BEGIN Data listing
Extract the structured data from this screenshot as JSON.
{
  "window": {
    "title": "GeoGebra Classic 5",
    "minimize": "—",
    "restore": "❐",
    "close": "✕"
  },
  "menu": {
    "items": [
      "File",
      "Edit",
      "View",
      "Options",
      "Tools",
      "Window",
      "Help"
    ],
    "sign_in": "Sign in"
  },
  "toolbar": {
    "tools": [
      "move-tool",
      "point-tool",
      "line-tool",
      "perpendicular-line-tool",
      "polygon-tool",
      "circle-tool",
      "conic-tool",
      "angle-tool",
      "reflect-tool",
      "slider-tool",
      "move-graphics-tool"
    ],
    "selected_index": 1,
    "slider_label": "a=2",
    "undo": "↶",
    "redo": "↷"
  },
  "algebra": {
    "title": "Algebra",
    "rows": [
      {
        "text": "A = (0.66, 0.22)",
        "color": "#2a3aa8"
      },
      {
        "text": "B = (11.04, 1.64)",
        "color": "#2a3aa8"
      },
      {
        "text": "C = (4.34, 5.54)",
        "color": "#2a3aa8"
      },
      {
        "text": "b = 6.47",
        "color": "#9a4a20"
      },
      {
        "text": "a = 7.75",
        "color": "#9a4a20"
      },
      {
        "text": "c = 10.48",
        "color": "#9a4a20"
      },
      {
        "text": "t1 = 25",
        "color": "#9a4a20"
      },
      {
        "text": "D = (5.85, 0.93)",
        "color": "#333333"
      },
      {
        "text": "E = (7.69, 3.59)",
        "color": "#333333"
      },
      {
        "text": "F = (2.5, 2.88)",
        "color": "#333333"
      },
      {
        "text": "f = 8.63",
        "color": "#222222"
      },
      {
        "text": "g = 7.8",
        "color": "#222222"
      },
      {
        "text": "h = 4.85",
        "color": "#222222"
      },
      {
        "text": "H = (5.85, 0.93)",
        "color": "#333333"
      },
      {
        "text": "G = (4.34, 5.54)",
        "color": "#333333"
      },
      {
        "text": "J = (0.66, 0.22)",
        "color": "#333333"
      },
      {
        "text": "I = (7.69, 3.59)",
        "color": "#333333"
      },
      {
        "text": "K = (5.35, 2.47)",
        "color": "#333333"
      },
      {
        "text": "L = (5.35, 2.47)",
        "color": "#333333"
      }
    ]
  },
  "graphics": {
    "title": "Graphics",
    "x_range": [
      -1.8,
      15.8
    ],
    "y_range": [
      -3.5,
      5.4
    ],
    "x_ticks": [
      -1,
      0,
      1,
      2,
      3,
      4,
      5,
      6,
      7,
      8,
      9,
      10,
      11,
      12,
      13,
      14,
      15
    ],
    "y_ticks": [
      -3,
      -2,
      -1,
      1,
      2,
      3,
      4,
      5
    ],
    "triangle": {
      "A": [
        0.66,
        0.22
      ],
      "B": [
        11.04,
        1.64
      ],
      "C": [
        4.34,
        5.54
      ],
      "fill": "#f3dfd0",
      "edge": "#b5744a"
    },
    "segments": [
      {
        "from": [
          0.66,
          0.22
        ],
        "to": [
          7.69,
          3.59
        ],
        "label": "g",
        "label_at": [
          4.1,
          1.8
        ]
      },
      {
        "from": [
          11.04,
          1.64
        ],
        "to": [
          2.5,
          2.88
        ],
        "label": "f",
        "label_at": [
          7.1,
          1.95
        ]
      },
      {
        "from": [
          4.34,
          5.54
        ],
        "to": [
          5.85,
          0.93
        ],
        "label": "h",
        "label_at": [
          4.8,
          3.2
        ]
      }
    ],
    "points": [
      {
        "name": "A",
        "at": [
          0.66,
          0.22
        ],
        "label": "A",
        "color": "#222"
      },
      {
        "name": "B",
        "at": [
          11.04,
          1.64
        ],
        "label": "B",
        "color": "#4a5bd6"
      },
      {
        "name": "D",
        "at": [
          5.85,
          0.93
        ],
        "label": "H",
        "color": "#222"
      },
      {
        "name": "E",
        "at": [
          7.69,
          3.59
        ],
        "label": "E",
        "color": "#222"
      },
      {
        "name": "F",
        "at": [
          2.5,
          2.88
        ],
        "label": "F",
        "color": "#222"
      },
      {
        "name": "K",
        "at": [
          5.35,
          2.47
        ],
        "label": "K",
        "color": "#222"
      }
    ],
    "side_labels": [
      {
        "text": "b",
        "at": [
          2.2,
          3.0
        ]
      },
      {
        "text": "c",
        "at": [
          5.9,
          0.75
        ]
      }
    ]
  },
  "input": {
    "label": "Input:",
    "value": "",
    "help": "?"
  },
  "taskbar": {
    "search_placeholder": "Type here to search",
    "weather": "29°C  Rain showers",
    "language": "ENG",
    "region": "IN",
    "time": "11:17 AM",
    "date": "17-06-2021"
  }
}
END Data listing
Make an exact copy of the records.

Extract the structured data from this screenshot as JSON.
{
  "window": {
    "title": "GeoGebra Classic 5",
    "minimize": "—",
    "restore": "❐",
    "close": "✕"
  },
  "menu": {
    "items": [
      "File",
      "Edit",
      "View",
      "Options",
      "Tools",
      "Window",
      "Help"
    ],
    "sign_in": "Sign in"
  },
  "toolbar": {
    "tools": [
      "move-tool",
      "point-tool",
      "line-tool",
      "perpendicular-line-tool",
      "polygon-tool",
      "circle-tool",
      "conic-tool",
      "angle-tool",
      "reflect-tool",
      "slider-tool",
      "move-graphics-tool"
    ],
    "selected_index": 1,
    "slider_label": "a=2",
    "undo": "↶",
    "redo": "↷"
  },
  "algebra": {
    "title": "Algebra",
    "rows": [
      {
        "text": "A = (0.66, 0.22)",
        "color": "#2a3aa8"
      },
      {
        "text": "B = (11.04, 1.64)",
        "color": "#2a3aa8"
      },
      {
        "text": "C = (4.34, 5.54)",
        "color": "#2a3aa8"
      },
      {
        "text": "b = 6.47",
        "color": "#9a4a20"
      },
      {
        "text": "a = 7.75",
        "color": "#9a4a20"
      },
      {
        "text": "c = 10.48",
        "color": "#9a4a20"
      },
      {
        "text": "t1 = 25",
        "color": "#9a4a20"
      },
      {
        "text": "D = (5.85, 0.93)",
        "color": "#333333"
      },
      {
        "text": "E = (7.69, 3.59)",
        "color": "#333333"
      },
      {
        "text": "F = (2.5, 2.88)",
        "color": "#333333"
      },
      {
        "text": "f = 8.63",
        "color": "#222222"
      },
      {
        "text": "g = 7.8",
        "color": "#222222"
      },
      {
        "text": "h = 4.85",
        "color": "#222222"
      },
      {
        "text": "H = (5.85, 0.93)",
        "color": "#333333"
      },
      {
        "text": "G = (4.34, 5.54)",
        "color": "#333333"
      },
      {
        "text": "J = (0.66, 0.22)",
        "color": "#333333"
      },
      {
        "text": "I = (7.69, 3.59)",
        "color": "#333333"
      },
      {
        "text": "K = (5.35, 2.47)",
        "color": "#333333"
      },
      {
        "text": "L = (5.35, 2.47)",
        "color": "#333333"
      }
    ]
  },
  "graphics": {
    "title": "Graphics",
    "x_range": [
      -1.8,
      15.8
    ],
    "y_range": [
      -3.5,
      5.4
    ],
    "x_ticks": [
      -1,
      0,
      1,
      2,
      3,
      4,
      5,
      6,
      7,
      8,
      9,
      10,
      11,
      12,
      13,
      14,
      15
    ],
    "y_ticks": [
      -3,
      -2,
      -1,
      1,
      2,
      3,
      4,
      5
    ],
    "triangle": {
      "A": [
        0.66,
        0.22
      ],
      "B": [
        11.04,
        1.64
      ],
      "C": [
        4.34,
        5.54
      ],
      "fill": "#f3dfd0",
      "edge": "#b5744a"
    },
    "segments": [
      {
        "from": [
          0.66,
          0.22
        ],
        "to": [
          7.69,
          3.59
        ],
        "label": "g",
        "label_at": [
          4.1,
          1.8
        ]
      },
      {
        "from": [
          11.04,
          1.64
        ],
        "to": [
          2.5,
          2.88
        ],
        "label": "f",
        "label_at": [
          7.1,
          1.95
        ]
      },
      {
        "from": [
          4.34,
          5.54
        ],
        "to": [
          5.85,
          0.93
        ],
        "label": "h",
        "label_at": [
          4.8,
          3.2
        ]
      }
    ],
    "points": [
      {
        "name": "A",
        "at": [
          0.66,
          0.22
        ],
        "label": "A",
        "color": "#222"
      },
      {
        "name": "B",
        "at": [
          11.04,
          1.64
        ],
        "label": "B",
        "color": "#4a5bd6"
      },
      {
        "name": "D",
        "at": [
          5.85,
          0.93
        ],
        "label": "H",
        "color": "#222"
      },
      {
        "name": "E",
        "at": [
          7.69,
          3.59
        ],
        "label": "E",
        "color": "#222"
      },
      {
        "name": "F",
        "at": [
          2.5,
          2.88
        ],
        "label": "F",
        "color": "#222"
      },
      {
        "name": "K",
        "at": [
          5.35,
          2.47
        ],
        "label": "K",
        "color": "#222"
      }
    ],
    "side_labels": [
      {
        "text": "b",
        "at": [
          2.2,
          3.0
        ]
      },
      {
        "text": "c",
        "at": [
          5.9,
          0.75
        ]
      }
    ]
  },
  "input": {
    "label": "Input:",
    "value": "",
    "help": "?"
  },
  "taskbar": {
    "search_placeholder": "Type here to search",
    "weather": "29°C  Rain showers",
    "language": "ENG",
    "region": "IN",
    "time": "11:17 AM",
    "date": "17-06-2021"
  }
}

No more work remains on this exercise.